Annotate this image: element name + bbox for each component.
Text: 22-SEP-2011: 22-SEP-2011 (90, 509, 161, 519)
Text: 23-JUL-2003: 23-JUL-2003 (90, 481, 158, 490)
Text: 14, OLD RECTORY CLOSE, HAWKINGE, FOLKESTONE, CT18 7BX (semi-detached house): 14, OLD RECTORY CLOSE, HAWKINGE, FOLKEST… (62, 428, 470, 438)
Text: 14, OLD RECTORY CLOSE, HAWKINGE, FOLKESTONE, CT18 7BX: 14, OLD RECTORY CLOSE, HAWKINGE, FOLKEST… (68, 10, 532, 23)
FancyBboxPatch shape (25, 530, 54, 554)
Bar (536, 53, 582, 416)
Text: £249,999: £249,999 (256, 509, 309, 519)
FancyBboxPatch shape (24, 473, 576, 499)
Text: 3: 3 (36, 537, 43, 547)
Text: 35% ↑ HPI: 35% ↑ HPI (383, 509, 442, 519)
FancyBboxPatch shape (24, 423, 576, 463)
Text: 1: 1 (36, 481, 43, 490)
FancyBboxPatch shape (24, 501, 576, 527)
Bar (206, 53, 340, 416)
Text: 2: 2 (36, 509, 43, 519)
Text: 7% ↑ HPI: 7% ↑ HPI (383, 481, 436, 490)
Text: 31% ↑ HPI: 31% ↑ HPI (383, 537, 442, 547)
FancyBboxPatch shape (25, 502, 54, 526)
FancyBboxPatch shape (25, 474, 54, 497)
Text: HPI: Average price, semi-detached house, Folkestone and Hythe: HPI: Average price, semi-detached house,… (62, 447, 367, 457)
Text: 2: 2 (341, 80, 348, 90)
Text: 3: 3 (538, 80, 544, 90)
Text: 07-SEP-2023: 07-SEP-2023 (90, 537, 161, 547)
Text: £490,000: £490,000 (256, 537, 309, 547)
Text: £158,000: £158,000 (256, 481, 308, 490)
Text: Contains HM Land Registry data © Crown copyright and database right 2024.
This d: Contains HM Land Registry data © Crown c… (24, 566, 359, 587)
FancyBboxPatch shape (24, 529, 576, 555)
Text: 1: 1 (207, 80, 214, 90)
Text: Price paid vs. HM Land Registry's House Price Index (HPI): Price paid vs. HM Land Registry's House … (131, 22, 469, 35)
━━━━━━━━━━
→ Stated task:
Rewrite the listing above with every "semi-detached house" changed to "terraced house", keeping everything else the same.

→ Reply to the task:
Annotate this image: element name + bbox for each component.
Text: 22-SEP-2011: 22-SEP-2011 (90, 509, 161, 519)
Text: 23-JUL-2003: 23-JUL-2003 (90, 481, 158, 490)
Text: 14, OLD RECTORY CLOSE, HAWKINGE, FOLKESTONE, CT18 7BX (terraced house): 14, OLD RECTORY CLOSE, HAWKINGE, FOLKEST… (62, 428, 470, 438)
Text: 14, OLD RECTORY CLOSE, HAWKINGE, FOLKESTONE, CT18 7BX: 14, OLD RECTORY CLOSE, HAWKINGE, FOLKEST… (68, 10, 532, 23)
FancyBboxPatch shape (25, 530, 54, 554)
Bar (536, 53, 582, 416)
Text: £249,999: £249,999 (256, 509, 309, 519)
FancyBboxPatch shape (24, 473, 576, 499)
Text: 3: 3 (36, 537, 43, 547)
Text: 35% ↑ HPI: 35% ↑ HPI (383, 509, 442, 519)
FancyBboxPatch shape (24, 423, 576, 463)
Text: 1: 1 (36, 481, 43, 490)
FancyBboxPatch shape (24, 501, 576, 527)
Bar (206, 53, 340, 416)
Text: 2: 2 (36, 509, 43, 519)
Text: 7% ↑ HPI: 7% ↑ HPI (383, 481, 436, 490)
Text: 31% ↑ HPI: 31% ↑ HPI (383, 537, 442, 547)
FancyBboxPatch shape (25, 502, 54, 526)
FancyBboxPatch shape (25, 474, 54, 497)
Text: HPI: Average price, terraced house, Folkestone and Hythe: HPI: Average price, terraced house,… (62, 447, 367, 457)
Text: 2: 2 (341, 80, 348, 90)
Text: 3: 3 (538, 80, 544, 90)
Text: 07-SEP-2023: 07-SEP-2023 (90, 537, 161, 547)
Text: £490,000: £490,000 (256, 537, 309, 547)
Text: £158,000: £158,000 (256, 481, 308, 490)
Text: Contains HM Land Registry data © Crown copyright and database right 2024.
This d: Contains HM Land Registry data © Crown c… (24, 566, 359, 587)
FancyBboxPatch shape (24, 529, 576, 555)
Text: 1: 1 (207, 80, 214, 90)
Text: Price paid vs. HM Land Registry's House Price Index (HPI): Price paid vs. HM Land Registry's House … (131, 22, 469, 35)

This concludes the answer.